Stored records
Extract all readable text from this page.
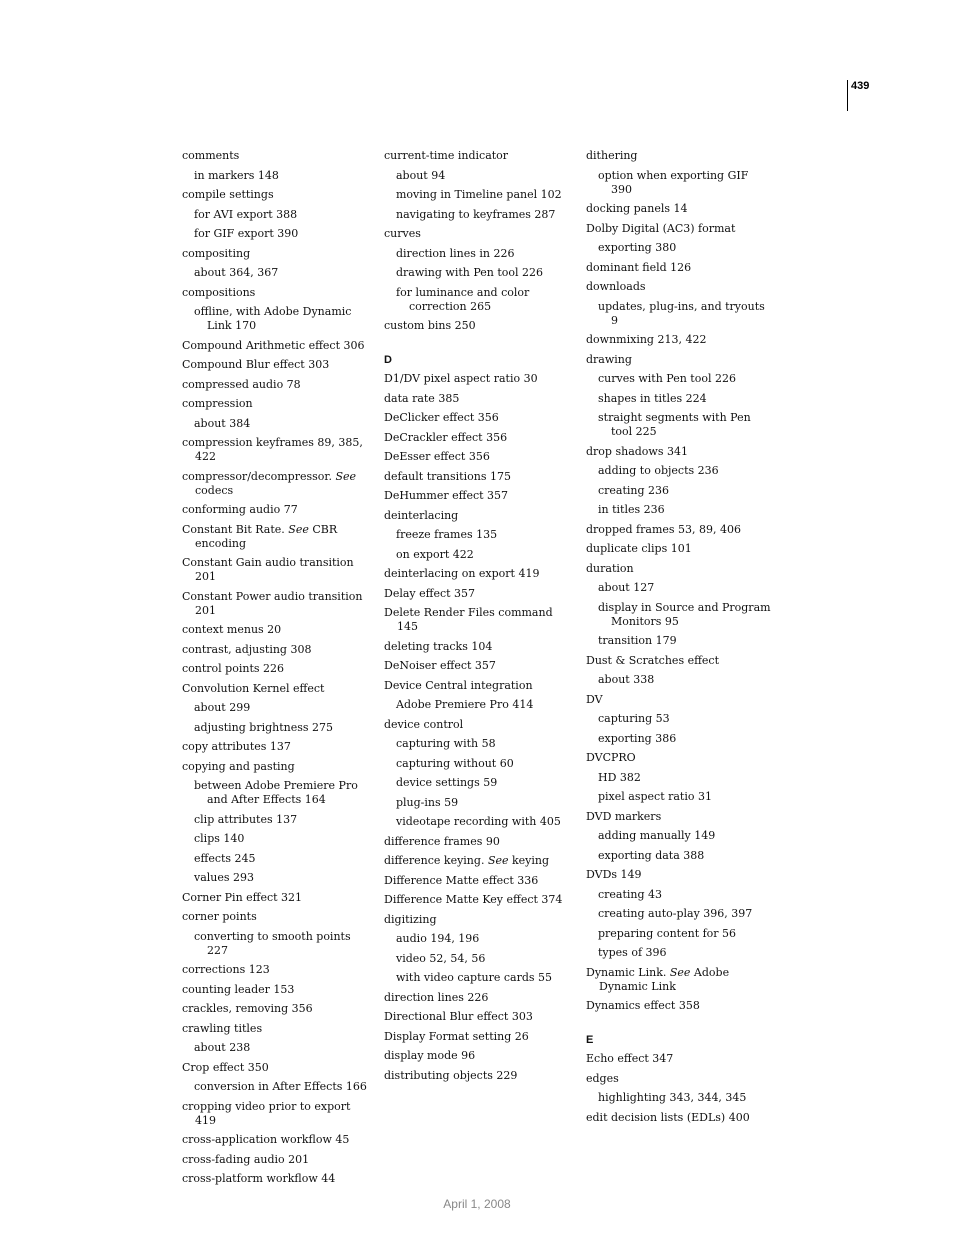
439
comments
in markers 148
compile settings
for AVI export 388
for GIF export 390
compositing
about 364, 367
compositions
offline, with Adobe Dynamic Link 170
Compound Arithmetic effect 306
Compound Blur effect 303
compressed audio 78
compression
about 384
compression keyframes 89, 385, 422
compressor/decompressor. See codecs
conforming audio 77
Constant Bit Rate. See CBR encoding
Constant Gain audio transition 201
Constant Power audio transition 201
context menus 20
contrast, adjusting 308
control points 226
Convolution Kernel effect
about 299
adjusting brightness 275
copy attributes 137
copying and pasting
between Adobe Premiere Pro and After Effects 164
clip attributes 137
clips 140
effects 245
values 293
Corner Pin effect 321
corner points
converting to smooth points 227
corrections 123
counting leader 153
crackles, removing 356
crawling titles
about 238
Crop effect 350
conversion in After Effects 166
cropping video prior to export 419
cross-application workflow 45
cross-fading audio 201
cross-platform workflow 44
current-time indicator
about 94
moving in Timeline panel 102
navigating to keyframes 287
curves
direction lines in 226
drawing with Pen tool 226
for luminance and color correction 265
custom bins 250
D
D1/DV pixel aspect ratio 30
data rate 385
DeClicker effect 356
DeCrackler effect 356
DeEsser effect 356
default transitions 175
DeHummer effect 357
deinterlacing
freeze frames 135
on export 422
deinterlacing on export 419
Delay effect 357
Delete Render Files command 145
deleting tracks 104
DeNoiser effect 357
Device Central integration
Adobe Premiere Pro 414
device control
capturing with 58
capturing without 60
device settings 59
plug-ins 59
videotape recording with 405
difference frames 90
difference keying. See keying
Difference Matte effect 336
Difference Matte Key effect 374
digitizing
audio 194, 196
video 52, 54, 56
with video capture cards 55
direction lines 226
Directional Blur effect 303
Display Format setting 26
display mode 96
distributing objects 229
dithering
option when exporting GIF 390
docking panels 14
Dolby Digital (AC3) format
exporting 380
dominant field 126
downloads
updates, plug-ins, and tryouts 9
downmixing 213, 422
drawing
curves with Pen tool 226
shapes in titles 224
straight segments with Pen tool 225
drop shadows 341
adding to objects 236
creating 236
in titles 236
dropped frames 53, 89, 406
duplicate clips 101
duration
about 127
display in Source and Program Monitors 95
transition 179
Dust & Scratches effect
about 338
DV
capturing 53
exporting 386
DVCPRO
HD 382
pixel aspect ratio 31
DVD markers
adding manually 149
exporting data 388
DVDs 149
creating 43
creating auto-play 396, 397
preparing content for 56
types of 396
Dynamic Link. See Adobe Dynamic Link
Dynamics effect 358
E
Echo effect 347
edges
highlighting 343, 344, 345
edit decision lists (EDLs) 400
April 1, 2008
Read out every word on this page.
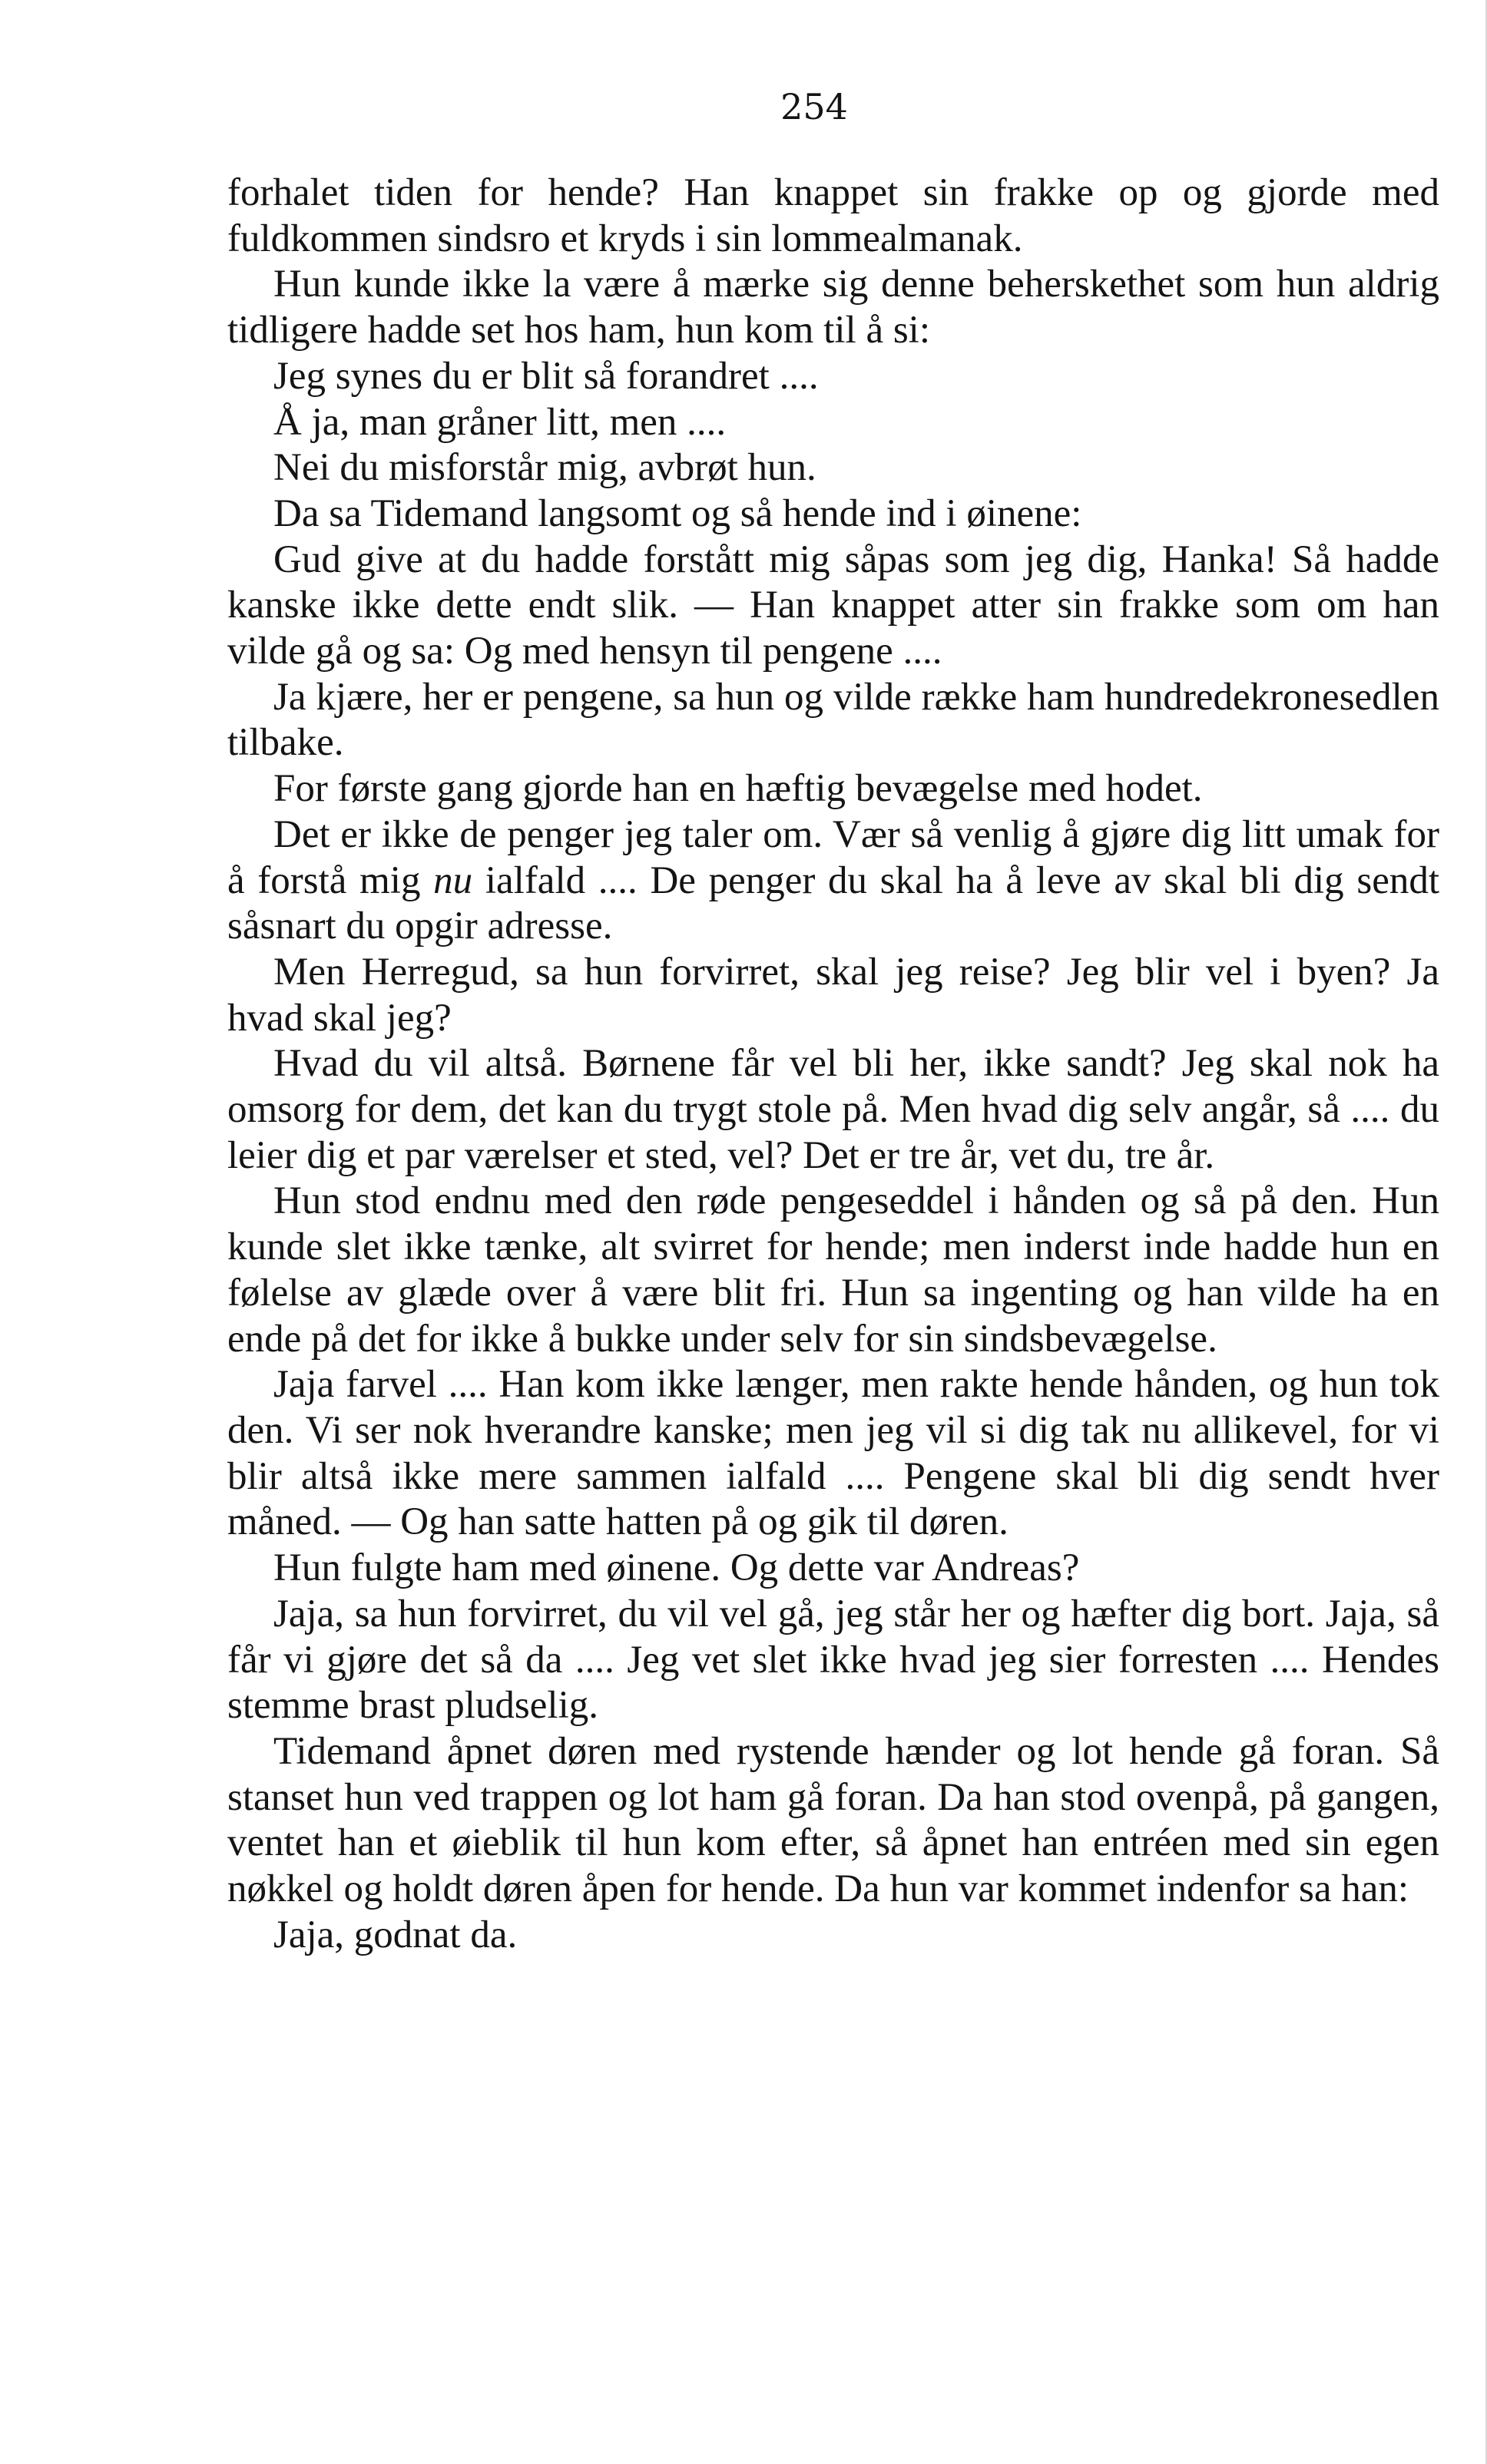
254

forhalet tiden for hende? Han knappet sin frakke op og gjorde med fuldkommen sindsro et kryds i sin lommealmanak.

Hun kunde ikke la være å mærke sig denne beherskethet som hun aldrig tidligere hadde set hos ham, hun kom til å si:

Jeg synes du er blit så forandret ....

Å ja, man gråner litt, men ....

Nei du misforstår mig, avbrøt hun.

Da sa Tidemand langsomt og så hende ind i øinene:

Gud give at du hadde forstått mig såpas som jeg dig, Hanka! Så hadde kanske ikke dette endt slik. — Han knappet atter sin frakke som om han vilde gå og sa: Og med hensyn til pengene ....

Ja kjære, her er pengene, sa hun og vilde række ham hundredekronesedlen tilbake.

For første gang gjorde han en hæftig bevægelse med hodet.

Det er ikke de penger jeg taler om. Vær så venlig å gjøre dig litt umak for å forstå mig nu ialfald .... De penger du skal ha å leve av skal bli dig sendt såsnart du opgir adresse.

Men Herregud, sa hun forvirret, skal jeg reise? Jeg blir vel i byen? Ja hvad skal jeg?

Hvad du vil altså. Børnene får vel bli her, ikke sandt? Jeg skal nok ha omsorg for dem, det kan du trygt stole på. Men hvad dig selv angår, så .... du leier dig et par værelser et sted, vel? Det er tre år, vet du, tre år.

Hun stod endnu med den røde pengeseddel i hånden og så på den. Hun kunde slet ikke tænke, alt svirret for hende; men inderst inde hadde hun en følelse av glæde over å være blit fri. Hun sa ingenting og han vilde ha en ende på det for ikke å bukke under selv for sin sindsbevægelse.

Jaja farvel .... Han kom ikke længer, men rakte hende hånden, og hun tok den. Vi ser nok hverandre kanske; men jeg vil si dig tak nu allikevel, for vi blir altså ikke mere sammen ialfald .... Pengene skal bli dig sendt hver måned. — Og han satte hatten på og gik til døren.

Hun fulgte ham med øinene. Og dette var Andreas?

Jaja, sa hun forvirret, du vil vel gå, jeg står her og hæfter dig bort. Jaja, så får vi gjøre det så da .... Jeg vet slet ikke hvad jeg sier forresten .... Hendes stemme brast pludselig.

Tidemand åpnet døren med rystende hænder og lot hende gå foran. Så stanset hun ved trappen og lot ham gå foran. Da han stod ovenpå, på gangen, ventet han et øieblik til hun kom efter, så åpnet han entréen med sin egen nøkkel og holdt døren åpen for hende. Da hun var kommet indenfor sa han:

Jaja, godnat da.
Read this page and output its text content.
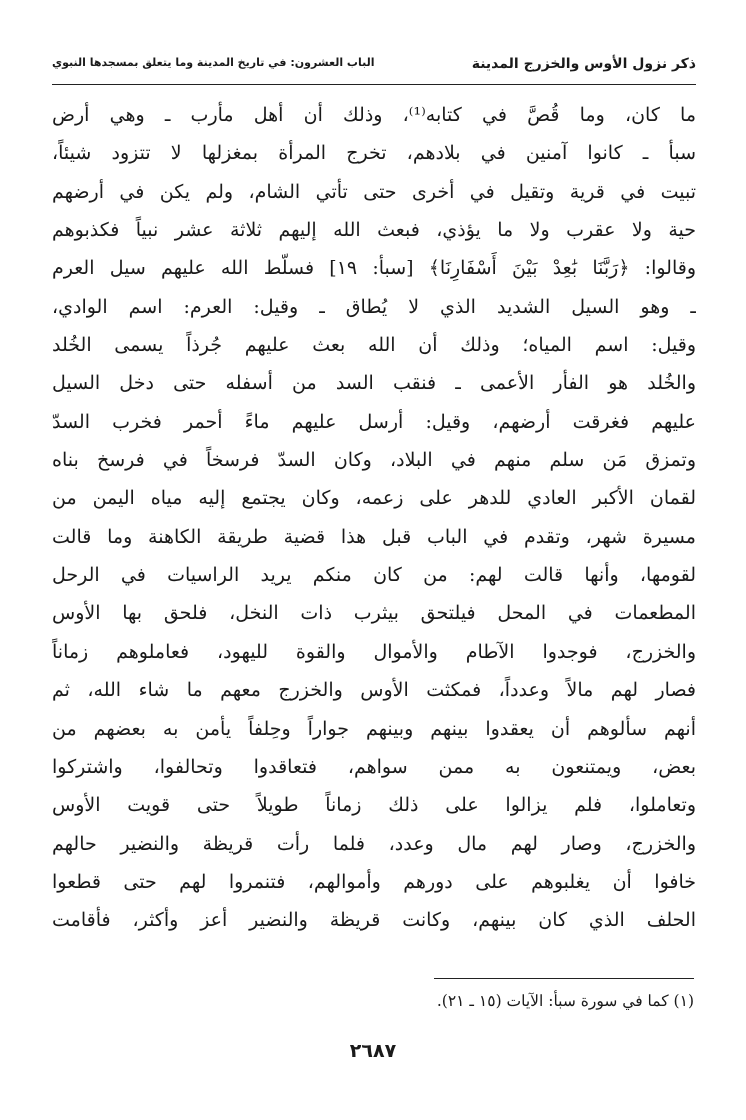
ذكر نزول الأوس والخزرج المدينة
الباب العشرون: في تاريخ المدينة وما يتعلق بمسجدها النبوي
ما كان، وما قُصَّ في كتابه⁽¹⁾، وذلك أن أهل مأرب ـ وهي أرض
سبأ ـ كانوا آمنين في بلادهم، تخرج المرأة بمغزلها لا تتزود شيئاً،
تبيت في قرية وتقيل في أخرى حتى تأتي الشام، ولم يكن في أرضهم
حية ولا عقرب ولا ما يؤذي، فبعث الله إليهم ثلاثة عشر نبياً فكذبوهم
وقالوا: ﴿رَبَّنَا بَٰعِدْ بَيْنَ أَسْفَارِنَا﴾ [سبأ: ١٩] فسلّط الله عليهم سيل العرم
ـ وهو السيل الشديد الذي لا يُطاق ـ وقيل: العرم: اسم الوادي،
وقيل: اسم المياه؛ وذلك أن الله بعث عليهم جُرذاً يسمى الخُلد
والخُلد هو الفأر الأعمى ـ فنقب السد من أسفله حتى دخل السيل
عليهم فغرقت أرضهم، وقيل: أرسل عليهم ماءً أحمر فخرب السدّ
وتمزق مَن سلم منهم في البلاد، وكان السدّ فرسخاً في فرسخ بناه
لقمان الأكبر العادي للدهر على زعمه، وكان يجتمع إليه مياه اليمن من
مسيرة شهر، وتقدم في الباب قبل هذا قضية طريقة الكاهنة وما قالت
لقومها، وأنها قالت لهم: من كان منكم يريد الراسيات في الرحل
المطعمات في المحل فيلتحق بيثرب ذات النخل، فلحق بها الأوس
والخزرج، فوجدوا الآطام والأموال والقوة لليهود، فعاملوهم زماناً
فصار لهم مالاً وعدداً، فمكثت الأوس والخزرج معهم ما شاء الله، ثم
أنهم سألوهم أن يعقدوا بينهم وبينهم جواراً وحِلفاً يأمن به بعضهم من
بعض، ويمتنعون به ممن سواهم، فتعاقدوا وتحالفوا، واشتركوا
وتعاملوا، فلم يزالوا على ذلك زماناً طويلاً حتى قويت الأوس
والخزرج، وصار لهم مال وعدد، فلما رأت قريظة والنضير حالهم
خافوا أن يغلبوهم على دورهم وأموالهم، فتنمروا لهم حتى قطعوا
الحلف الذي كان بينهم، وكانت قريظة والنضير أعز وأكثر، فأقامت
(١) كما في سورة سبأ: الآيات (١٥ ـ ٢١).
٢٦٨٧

## THE TASK
Count the lines of the data that contain the string "keyframes", and reply with that number alone.

## OUTPUT FOR THIS EXERCISE
2